Task brief — From the carbazole Schiff base passage below, list every type of weak interaction or bond it names.

Page extract —
+-------+
In this work, we reported a series of carbazole Schiff base dipole molecules to realize AIE performance through the restriction of terminal groups which was caused by the multiple weak interactions generated from the carbazole ring and Schiff base moieties. The existence of the H⋯H interactions and C–H⋯π interactions played a significant role in their luminescence properties in solution and/or in the aggregation state, especially for the dihydrogen bonds, which not only contributed to the fluorescence emission of compound 1 in pure acetonitrile solution, but also in favor of AIE. The structure–property relationship was summarized clearly and all the results showed that the carbazole ring could generate multiple weak interactions effectively, which could provide a reference for designing new AIE compounds.
+-------+
Recorded information —
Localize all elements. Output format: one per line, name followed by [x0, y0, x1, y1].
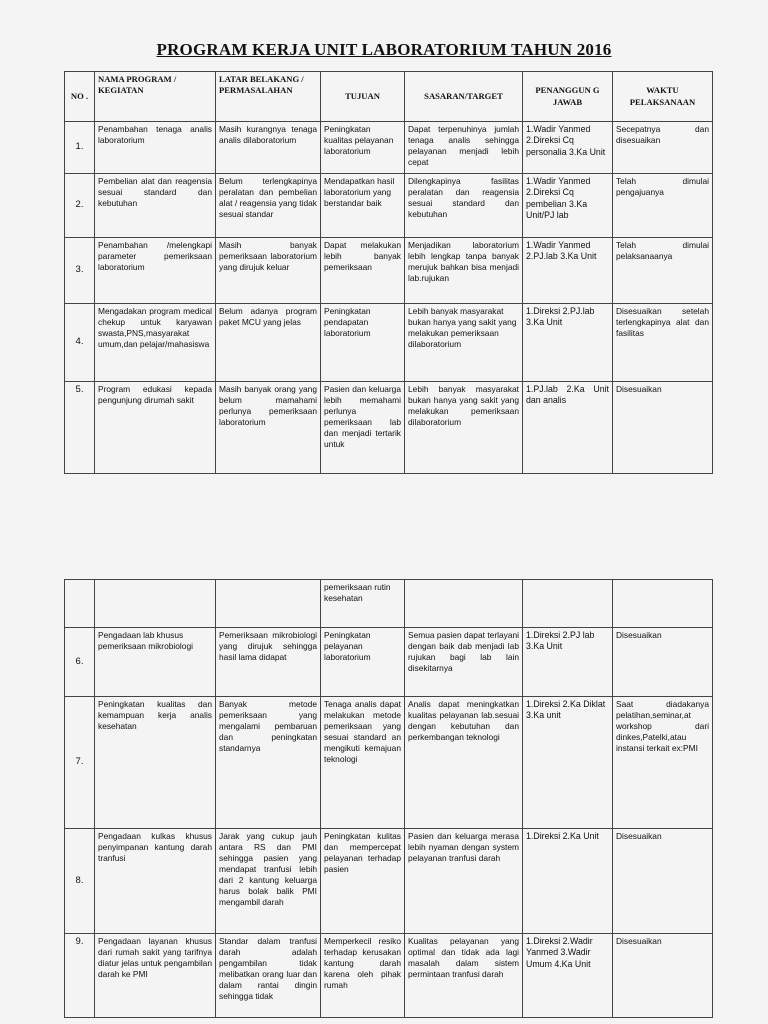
+-------+
Exercise solution —
H⋯H interactions
C–H⋯π interactions
dihydrogen bonds